* WRITTEN PROBLEM *
Find the lines holding "date" and copy them.

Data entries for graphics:
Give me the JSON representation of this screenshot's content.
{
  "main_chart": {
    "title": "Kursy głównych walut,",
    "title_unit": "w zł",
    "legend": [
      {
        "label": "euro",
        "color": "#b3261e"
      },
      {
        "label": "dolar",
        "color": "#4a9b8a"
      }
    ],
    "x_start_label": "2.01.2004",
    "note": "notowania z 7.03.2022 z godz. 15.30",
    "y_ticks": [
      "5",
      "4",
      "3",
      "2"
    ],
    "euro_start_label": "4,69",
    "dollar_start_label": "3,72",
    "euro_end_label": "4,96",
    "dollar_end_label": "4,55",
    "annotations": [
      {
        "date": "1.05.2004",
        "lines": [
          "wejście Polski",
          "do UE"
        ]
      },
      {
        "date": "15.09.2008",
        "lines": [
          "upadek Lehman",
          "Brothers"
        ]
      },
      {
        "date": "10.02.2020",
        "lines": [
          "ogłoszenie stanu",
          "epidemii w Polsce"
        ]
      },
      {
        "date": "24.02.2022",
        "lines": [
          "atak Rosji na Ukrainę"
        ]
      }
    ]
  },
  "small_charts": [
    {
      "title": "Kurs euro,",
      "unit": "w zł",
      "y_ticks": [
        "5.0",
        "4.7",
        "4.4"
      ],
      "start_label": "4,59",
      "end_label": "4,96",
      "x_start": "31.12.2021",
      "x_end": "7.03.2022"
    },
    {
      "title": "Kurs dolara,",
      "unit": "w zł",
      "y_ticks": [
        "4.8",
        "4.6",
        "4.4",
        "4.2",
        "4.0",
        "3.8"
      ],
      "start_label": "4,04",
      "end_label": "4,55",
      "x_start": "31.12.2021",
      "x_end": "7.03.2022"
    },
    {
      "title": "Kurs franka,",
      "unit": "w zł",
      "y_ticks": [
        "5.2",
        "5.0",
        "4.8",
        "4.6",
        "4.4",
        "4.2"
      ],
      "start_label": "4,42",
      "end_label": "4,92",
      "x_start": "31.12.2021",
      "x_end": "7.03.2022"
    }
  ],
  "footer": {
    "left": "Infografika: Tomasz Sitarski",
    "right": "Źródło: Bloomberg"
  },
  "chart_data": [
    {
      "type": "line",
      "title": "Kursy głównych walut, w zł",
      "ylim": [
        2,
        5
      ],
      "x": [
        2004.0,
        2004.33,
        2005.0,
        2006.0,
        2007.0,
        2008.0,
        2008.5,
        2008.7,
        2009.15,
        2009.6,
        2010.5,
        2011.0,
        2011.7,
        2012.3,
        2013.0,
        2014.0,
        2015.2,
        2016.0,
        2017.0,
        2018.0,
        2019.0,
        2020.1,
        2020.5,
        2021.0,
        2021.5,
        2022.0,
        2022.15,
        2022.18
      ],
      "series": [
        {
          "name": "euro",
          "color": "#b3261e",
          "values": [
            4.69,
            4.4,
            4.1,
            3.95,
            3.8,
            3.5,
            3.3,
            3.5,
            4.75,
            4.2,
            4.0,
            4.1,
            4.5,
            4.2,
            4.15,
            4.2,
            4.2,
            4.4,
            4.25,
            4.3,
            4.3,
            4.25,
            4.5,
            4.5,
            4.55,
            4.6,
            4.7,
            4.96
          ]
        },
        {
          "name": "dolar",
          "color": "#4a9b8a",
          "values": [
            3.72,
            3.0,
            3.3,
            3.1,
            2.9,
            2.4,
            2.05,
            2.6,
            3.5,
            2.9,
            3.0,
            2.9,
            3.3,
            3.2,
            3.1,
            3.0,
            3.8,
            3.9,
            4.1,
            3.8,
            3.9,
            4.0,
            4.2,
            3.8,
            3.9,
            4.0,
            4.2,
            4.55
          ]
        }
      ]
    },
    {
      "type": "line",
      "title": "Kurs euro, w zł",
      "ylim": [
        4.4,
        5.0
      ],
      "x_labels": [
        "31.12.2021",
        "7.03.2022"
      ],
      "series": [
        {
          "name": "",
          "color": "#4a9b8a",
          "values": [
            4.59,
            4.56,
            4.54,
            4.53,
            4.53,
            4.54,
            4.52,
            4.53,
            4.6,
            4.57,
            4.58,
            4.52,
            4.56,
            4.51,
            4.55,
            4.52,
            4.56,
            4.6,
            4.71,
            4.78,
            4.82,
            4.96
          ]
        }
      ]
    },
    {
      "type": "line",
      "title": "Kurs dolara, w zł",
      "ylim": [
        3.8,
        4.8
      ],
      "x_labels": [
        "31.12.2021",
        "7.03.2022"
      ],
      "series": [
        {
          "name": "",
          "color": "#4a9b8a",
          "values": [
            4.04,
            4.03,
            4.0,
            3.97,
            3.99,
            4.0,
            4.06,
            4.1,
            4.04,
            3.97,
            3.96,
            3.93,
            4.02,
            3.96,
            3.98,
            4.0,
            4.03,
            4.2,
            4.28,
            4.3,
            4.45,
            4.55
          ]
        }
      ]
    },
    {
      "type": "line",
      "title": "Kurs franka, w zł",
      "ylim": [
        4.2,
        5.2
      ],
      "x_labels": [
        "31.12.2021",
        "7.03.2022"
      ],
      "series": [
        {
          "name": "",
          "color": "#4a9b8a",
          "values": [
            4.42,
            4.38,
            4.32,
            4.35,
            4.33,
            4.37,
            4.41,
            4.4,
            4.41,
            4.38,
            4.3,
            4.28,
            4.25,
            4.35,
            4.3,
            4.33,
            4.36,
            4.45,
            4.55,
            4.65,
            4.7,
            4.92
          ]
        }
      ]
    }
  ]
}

* EXERCISE OUTPUT *
        "date": "1.05.2004",
        "date": "15.09.2008",
        "date": "10.02.2020",
        "date": "24.02.2022",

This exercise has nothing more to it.